** Set task **
Wherever the string "content" appears, copy the whole line.
### Input records ###
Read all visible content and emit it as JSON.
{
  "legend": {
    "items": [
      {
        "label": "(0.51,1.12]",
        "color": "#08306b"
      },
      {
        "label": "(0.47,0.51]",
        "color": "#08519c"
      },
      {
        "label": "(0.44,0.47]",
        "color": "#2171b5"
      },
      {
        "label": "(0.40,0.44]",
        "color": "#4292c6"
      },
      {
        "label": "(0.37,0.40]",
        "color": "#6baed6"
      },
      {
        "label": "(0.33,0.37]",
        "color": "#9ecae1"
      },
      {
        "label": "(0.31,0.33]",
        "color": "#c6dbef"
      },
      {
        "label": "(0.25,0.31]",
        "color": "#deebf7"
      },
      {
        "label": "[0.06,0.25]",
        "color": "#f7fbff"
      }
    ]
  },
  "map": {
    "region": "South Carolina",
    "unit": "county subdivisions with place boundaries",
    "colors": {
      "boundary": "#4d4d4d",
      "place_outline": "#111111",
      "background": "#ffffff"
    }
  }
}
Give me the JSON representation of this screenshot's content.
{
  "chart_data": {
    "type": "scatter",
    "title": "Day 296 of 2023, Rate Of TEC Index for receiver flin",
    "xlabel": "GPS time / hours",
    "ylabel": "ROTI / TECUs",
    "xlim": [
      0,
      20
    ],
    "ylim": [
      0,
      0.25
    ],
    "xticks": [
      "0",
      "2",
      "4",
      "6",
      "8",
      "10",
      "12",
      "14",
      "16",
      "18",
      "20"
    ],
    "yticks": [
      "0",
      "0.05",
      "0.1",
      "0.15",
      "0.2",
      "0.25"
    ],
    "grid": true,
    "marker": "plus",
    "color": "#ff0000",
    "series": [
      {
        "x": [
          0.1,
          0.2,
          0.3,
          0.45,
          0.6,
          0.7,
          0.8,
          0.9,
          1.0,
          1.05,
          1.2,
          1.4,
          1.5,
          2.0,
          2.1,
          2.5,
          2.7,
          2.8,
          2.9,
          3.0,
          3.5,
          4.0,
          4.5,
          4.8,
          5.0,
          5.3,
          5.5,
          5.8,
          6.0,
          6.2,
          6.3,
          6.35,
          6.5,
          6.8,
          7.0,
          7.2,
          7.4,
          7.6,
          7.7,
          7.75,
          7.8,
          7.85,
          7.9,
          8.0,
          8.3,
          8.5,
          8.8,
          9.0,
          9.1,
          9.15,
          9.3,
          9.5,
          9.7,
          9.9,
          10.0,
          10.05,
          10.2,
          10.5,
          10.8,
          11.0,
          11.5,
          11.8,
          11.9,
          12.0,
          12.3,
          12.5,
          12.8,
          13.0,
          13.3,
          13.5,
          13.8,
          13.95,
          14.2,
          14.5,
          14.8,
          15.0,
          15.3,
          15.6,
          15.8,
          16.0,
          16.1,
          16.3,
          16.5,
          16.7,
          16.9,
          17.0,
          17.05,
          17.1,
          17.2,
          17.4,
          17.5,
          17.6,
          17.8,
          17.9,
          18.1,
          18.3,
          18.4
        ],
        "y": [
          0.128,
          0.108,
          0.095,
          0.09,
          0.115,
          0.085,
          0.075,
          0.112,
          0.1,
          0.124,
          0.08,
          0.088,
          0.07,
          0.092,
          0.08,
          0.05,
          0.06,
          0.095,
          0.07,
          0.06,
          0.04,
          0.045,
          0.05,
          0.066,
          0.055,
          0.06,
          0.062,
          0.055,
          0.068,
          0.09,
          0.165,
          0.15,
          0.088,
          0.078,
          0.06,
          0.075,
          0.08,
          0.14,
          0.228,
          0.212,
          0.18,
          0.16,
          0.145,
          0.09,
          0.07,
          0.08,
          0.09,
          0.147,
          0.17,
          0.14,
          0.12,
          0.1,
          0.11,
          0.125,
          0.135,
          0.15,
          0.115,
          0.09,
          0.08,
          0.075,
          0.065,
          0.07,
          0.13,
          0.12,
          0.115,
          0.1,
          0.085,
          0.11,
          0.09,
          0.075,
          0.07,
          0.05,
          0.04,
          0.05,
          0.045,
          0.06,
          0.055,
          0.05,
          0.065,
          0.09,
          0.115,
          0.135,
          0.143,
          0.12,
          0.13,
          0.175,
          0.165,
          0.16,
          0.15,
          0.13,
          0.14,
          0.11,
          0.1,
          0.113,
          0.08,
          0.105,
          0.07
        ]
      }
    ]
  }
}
###
** Output **
Read all visible content and emit it as JSON.
Give me the JSON representation of this screenshot's content.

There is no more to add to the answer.